§ Atividade 1: De acordo com o trecho sobre azoospermia, qual é a causa mais comum de azoospermia obstrutiva?
§ Atividade 2: Cite fielmente a parte do trecho sobre azoospermia que se inicia com as palavras "AZOSPERMIA OBSTRUTIVA" e termina com "de reprodução assistida.".

═════ Trecho selecionado

AZOSPERMIA OBSTRUTIVA
Nos portadores de azoospermia obstrutiva, comumente, encontramos algum dado na entrevista ou nos exames que expliquem a barreira mecânica no caminho dos espermatozoides. Em geral, a causa mais comum de azoospermia obstrutiva é a vasectomia, cirurgia em que se bloqueiam os canais por onde caminham os espermatozoides. Em outras situações, esse bloqueio pode ser causado por ausência de canais por problemas congênitos, por sequelas de cirurgias e infecções ou grandes traumas pélvicos. Trata-se de casos em que existe produção de espermatozoides, e o tratamento terá como objetivo reconstruir o caminho natural (por meio de microcirurgias como a reversão da vasectomia, ou desobstruções urológicas) ou capturar espermatozoides, a partir de microcirurgia, para fazê-los chegar artificialmente aos óvulos, com uso de métodos de reprodução assistida.
AZOSPERMIA NÃO OBSTRUTIVA
Já nos casos de azoospermia não obstrutiva, há problemas na formação dos espermatozoides. Devemos encarar esta produção (chamada espermatogênese) como uma linha de montagem: diversas etapas são necessárias, sendo cada uma delas dependente da anterior, até a completa formação do espermatozoide maduro. Se há algum problema, em qualquer ponto da linha de produção, haverá repercussão na análise seminal. Essa linha de montagem se passa nos testículos do homem, que são órgãos complexos e sensíveis. Desequilíbrios fisiológicos de qualquer natureza podem comprometer o bom funcionamento da produção espermática. Dessa maneira, são diversas as causas para essa condição. No entanto é preciso entendermos que, para haver espermatozoides no ejaculado, um grande número de espermatozoides precisa ser produzido. Em determinadas circunstâncias, a produção é tão pequena que os poucos e frágeis espermatozoides não toleram a “viagem” até as regiões mais distantes do organismo masculino, onde se processa a ejaculação. Dessa forma, quando analisamos azoospérmicos, podemos estar diante de ausência completa, ou de produção de quantidades mínimas, sem que seja possível diferenciá-los (infelizmente, nenhum exame nos dá essa diferenciação).

══════════
═════ Listagem extraída

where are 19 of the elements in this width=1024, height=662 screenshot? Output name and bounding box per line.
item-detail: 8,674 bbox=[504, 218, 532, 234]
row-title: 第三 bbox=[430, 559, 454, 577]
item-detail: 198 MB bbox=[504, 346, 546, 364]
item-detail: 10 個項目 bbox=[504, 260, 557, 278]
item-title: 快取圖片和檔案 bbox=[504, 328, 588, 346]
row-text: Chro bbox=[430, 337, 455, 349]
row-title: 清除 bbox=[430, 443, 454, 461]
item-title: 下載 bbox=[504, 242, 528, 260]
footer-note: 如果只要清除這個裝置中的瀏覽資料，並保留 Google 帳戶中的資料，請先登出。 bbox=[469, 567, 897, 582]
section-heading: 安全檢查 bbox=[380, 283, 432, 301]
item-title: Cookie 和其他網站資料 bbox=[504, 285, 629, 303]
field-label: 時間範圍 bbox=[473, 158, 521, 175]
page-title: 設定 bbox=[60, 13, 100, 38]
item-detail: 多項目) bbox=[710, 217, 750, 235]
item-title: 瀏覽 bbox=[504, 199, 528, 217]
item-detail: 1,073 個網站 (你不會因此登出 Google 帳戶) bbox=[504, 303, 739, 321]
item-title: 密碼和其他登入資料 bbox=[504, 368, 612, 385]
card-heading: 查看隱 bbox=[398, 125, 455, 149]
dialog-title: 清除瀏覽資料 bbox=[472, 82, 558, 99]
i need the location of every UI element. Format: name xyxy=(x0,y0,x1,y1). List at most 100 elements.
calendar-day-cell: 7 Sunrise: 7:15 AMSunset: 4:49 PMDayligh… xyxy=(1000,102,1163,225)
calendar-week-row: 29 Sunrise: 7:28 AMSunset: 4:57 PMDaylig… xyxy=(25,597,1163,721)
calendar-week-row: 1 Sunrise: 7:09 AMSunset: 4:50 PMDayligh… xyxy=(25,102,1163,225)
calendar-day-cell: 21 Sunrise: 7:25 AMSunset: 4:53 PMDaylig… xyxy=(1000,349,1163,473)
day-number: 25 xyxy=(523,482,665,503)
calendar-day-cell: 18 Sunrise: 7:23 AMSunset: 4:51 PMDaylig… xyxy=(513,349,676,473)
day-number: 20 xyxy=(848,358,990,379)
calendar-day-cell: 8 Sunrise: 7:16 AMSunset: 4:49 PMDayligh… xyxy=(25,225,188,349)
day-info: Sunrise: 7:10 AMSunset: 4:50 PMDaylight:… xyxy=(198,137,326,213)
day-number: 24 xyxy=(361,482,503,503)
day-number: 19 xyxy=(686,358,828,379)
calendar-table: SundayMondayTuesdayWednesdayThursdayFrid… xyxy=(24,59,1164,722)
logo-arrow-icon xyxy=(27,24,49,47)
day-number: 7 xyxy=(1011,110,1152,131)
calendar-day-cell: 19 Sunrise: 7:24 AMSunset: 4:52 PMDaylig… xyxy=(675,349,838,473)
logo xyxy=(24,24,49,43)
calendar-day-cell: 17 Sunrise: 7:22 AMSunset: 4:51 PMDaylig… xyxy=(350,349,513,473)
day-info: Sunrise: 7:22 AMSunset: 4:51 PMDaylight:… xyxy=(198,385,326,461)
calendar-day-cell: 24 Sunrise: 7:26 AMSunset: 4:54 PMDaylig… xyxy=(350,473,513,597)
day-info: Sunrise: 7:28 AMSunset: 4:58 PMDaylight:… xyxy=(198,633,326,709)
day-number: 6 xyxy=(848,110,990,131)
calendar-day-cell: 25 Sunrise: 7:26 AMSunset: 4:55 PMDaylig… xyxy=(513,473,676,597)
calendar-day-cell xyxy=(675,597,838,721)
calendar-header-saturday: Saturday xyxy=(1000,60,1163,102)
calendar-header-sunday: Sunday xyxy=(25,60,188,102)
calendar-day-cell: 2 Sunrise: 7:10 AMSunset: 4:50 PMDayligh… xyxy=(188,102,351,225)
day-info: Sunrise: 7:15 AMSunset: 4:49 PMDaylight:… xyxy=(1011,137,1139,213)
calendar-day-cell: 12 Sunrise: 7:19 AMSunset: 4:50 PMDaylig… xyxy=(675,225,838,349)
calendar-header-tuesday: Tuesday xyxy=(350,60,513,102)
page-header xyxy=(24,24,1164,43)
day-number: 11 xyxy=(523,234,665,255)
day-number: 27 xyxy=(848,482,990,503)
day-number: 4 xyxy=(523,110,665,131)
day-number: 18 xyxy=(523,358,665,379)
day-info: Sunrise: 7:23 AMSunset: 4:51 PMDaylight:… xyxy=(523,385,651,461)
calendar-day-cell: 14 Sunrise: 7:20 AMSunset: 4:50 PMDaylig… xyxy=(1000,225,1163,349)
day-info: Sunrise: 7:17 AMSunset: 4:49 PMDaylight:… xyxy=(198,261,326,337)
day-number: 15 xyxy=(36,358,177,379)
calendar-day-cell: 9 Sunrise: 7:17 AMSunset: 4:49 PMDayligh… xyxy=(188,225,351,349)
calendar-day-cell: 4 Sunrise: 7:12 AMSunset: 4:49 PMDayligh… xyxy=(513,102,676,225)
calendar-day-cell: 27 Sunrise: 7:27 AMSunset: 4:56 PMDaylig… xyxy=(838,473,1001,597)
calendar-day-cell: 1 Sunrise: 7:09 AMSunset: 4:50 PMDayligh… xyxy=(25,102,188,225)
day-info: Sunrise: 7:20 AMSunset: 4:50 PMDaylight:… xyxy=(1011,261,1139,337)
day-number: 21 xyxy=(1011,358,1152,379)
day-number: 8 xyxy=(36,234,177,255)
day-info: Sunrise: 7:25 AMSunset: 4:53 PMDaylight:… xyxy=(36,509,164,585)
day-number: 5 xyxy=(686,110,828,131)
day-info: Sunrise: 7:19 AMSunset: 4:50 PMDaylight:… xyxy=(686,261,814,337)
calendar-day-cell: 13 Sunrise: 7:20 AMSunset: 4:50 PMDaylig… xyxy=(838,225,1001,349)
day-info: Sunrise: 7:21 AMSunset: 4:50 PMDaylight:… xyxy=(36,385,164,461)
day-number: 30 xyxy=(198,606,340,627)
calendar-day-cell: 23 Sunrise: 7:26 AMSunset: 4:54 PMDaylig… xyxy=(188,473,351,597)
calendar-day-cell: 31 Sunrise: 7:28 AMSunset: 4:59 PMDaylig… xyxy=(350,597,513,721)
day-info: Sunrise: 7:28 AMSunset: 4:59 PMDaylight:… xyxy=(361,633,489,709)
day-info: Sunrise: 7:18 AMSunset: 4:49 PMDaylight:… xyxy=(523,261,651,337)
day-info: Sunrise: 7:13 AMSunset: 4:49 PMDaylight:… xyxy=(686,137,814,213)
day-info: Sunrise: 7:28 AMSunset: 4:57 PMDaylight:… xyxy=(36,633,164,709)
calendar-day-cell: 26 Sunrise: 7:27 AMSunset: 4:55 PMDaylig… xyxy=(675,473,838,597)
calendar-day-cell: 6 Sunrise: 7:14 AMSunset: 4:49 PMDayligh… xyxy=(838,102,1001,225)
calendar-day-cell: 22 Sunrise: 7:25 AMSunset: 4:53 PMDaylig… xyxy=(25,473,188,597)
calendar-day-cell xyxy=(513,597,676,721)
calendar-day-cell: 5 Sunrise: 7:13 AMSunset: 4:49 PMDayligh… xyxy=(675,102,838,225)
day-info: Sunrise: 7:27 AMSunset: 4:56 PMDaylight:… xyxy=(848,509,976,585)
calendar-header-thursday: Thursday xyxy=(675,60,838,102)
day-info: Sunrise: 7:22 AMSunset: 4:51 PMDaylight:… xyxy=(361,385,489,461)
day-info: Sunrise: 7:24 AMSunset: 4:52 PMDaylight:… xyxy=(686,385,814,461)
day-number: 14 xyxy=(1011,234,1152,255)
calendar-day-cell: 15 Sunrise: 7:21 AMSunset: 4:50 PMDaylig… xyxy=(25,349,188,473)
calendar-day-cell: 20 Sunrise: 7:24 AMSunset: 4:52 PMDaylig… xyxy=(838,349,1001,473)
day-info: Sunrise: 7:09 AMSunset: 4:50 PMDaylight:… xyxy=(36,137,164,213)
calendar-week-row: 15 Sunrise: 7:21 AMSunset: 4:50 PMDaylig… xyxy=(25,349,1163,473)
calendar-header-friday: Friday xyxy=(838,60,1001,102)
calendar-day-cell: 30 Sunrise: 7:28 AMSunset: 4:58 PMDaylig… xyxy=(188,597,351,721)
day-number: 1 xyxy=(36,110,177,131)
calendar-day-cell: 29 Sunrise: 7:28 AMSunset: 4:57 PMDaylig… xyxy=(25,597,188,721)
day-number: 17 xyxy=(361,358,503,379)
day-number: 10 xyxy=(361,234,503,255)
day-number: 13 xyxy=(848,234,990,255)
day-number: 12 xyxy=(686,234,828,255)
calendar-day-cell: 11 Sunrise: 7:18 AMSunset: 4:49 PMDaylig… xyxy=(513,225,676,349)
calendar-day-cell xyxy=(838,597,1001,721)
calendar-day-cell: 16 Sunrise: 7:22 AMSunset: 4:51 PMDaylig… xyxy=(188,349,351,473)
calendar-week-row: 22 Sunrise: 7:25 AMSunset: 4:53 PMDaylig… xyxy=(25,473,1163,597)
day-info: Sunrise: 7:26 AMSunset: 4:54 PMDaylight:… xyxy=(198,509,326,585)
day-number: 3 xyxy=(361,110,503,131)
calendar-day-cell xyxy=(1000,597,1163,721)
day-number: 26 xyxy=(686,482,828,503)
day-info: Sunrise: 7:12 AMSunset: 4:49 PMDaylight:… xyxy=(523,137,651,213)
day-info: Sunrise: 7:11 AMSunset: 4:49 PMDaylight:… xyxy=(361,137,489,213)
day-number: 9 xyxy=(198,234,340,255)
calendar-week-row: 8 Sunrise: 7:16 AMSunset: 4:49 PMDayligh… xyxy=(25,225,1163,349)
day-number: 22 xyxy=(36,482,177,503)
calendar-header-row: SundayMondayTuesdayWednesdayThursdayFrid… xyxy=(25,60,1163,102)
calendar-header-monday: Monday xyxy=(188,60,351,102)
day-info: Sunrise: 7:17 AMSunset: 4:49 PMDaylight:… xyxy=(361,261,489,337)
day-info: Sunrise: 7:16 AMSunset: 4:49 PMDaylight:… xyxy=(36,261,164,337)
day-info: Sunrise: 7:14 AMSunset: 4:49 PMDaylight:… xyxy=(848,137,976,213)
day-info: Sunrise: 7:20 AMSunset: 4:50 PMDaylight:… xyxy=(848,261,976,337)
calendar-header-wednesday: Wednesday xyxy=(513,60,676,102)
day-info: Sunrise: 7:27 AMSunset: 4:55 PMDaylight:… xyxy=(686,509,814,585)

══════════

§ Sua solução 1: A vasectomia.

§ Sua solução 2:
AZOSPERMIA OBSTRUTIVA
Nos portadores de azoospermia obstrutiva, comumente, encontramos algum dado na entrevista ou nos exames que expliquem a barreira mecânica no caminho dos espermatozoides. Em geral, a causa mais comum de azoospermia obstrutiva é a vasectomia, cirurgia em que se bloqueiam os canais por onde caminham os espermatozoides. Em outras situações, esse bloqueio pode ser causado por ausência de canais por problemas congênitos, por sequelas de cirurgias e infecções ou grandes traumas pélvicos. Trata-se de casos em que existe produção de espermatozoides, e o tratamento terá como objetivo reconstruir o caminho natural (por meio de microcirurgias como a reversão da vasectomia, ou desobstruções urológicas) ou capturar espermatozoides, a partir de microcirurgia, para fazê-los chegar artificialmente aos óvulos, com uso de métodos de reprodução assistida.